▶ Written task
Collect each line of the records containing the string "name".
Start of Records for the task
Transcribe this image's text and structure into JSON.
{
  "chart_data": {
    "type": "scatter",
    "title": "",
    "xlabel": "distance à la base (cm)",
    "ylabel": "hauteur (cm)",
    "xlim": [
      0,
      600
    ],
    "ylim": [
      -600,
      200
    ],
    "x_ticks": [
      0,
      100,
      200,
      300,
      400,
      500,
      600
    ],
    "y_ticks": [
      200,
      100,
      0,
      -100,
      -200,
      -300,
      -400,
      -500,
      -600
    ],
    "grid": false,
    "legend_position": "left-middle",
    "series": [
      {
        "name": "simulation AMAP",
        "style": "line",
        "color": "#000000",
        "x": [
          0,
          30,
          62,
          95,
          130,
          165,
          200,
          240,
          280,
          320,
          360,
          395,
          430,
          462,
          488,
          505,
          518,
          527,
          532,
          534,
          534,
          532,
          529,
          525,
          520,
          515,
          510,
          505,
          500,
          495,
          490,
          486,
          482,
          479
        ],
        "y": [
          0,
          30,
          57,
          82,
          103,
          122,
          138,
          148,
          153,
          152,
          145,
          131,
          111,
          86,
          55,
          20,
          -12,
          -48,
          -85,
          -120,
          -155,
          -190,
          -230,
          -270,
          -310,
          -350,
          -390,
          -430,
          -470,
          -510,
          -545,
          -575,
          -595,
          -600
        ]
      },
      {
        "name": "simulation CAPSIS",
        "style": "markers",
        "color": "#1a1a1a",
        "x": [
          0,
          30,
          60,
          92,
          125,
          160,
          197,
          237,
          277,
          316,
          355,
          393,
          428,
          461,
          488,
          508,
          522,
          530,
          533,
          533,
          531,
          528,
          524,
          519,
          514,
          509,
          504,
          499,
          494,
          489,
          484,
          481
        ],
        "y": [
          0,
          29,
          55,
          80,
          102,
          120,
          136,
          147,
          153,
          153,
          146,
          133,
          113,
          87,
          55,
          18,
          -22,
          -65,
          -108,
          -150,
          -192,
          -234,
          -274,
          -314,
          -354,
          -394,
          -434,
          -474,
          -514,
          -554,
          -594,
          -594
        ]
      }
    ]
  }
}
End of Records for the task
▶ Finished exercise
        "name": "simulation AMAP",
        "name": "simulation CAPSIS",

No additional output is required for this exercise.